Dataset rows about figures
===

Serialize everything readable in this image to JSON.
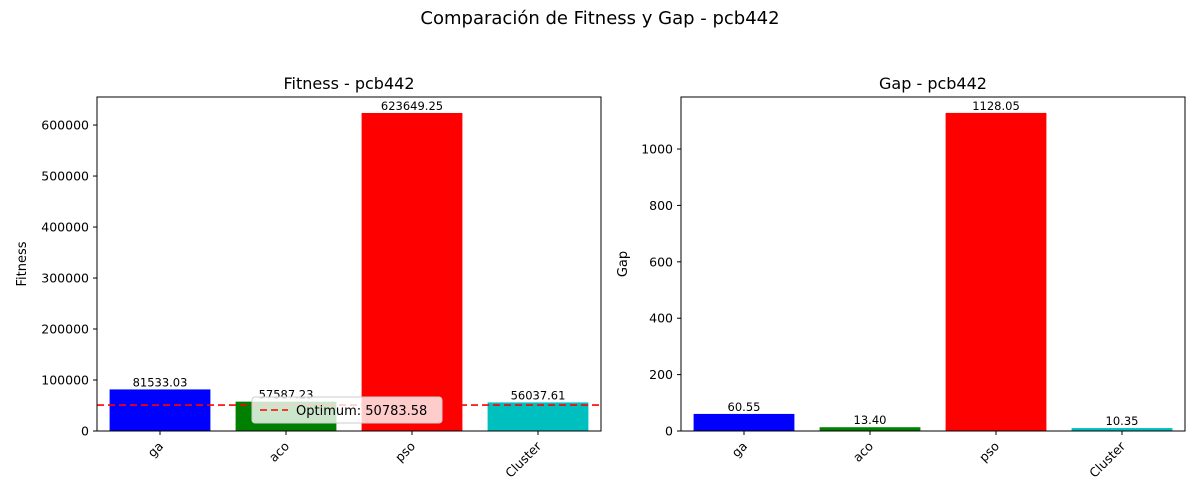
{
  "figure": {
    "title": "Comparación de Fitness y Gap - pcb442"
  },
  "chart_data": [
    {
      "type": "bar",
      "title": "Fitness - pcb442",
      "xlabel": "",
      "ylabel": "Fitness",
      "categories": [
        "ga",
        "aco",
        "pso",
        "Cluster"
      ],
      "values": [
        81533.03,
        57587.23,
        623649.25,
        56037.61
      ],
      "value_labels": [
        "81533.03",
        "57587.23",
        "623649.25",
        "56037.61"
      ],
      "colors": [
        "#0000ff",
        "#008000",
        "#ff0000",
        "#00bfbf"
      ],
      "ylim": [
        0,
        655000
      ],
      "yticks": [
        0,
        100000,
        200000,
        300000,
        400000,
        500000,
        600000
      ],
      "ytick_labels": [
        "0",
        "100000",
        "200000",
        "300000",
        "400000",
        "500000",
        "600000"
      ],
      "reference_line": {
        "value": 50783.58,
        "color": "#ff0000",
        "style": "dashed",
        "label": "Optimum: 50783.58"
      },
      "legend": {
        "placement": "lower-right",
        "entries": [
          "Optimum: 50783.58"
        ]
      },
      "grid": false,
      "xtick_rotation": 45
    },
    {
      "type": "bar",
      "title": "Gap - pcb442",
      "xlabel": "",
      "ylabel": "Gap",
      "categories": [
        "ga",
        "aco",
        "pso",
        "Cluster"
      ],
      "values": [
        60.55,
        13.4,
        1128.05,
        10.35
      ],
      "value_labels": [
        "60.55",
        "13.40",
        "1128.05",
        "10.35"
      ],
      "colors": [
        "#0000ff",
        "#008000",
        "#ff0000",
        "#00bfbf"
      ],
      "ylim": [
        0,
        1184.5
      ],
      "yticks": [
        0,
        200,
        400,
        600,
        800,
        1000
      ],
      "ytick_labels": [
        "0",
        "200",
        "400",
        "600",
        "800",
        "1000"
      ],
      "grid": false,
      "xtick_rotation": 45
    }
  ]
}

===

Problem statement: Reproduce the material in its entirety and word for word, without the pictures.

The result:
Serialize everything readable in this image to JSON.
{
  "figure": {
    "title": "Comparación de Fitness y Gap - pcb442"
  },
  "chart_data": [
    {
      "type": "bar",
      "title": "Fitness - pcb442",
      "xlabel": "",
      "ylabel": "Fitness",
      "categories": [
        "ga",
        "aco",
        "pso",
        "Cluster"
      ],
      "values": [
        81533.03,
        57587.23,
        623649.25,
        56037.61
      ],
      "value_labels": [
        "81533.03",
        "57587.23",
        "623649.25",
        "56037.61"
      ],
      "colors": [
        "#0000ff",
        "#008000",
        "#ff0000",
        "#00bfbf"
      ],
      "ylim": [
        0,
        655000
      ],
      "yticks": [
        0,
        100000,
        200000,
        300000,
        400000,
        500000,
        600000
      ],
      "ytick_labels": [
        "0",
        "100000",
        "200000",
        "300000",
        "400000",
        "500000",
        "600000"
      ],
      "reference_line": {
        "value": 50783.58,
        "color": "#ff0000",
        "style": "dashed",
        "label": "Optimum: 50783.58"
      },
      "legend": {
        "placement": "lower-right",
        "entries": [
          "Optimum: 50783.58"
        ]
      },
      "grid": false,
      "xtick_rotation": 45
    },
    {
      "type": "bar",
      "title": "Gap - pcb442",
      "xlabel": "",
      "ylabel": "Gap",
      "categories": [
        "ga",
        "aco",
        "pso",
        "Cluster"
      ],
      "values": [
        60.55,
        13.4,
        1128.05,
        10.35
      ],
      "value_labels": [
        "60.55",
        "13.40",
        "1128.05",
        "10.35"
      ],
      "colors": [
        "#0000ff",
        "#008000",
        "#ff0000",
        "#00bfbf"
      ],
      "ylim": [
        0,
        1184.5
      ],
      "yticks": [
        0,
        200,
        400,
        600,
        800,
        1000
      ],
      "ytick_labels": [
        "0",
        "200",
        "400",
        "600",
        "800",
        "1000"
      ],
      "grid": false,
      "xtick_rotation": 45
    }
  ]
}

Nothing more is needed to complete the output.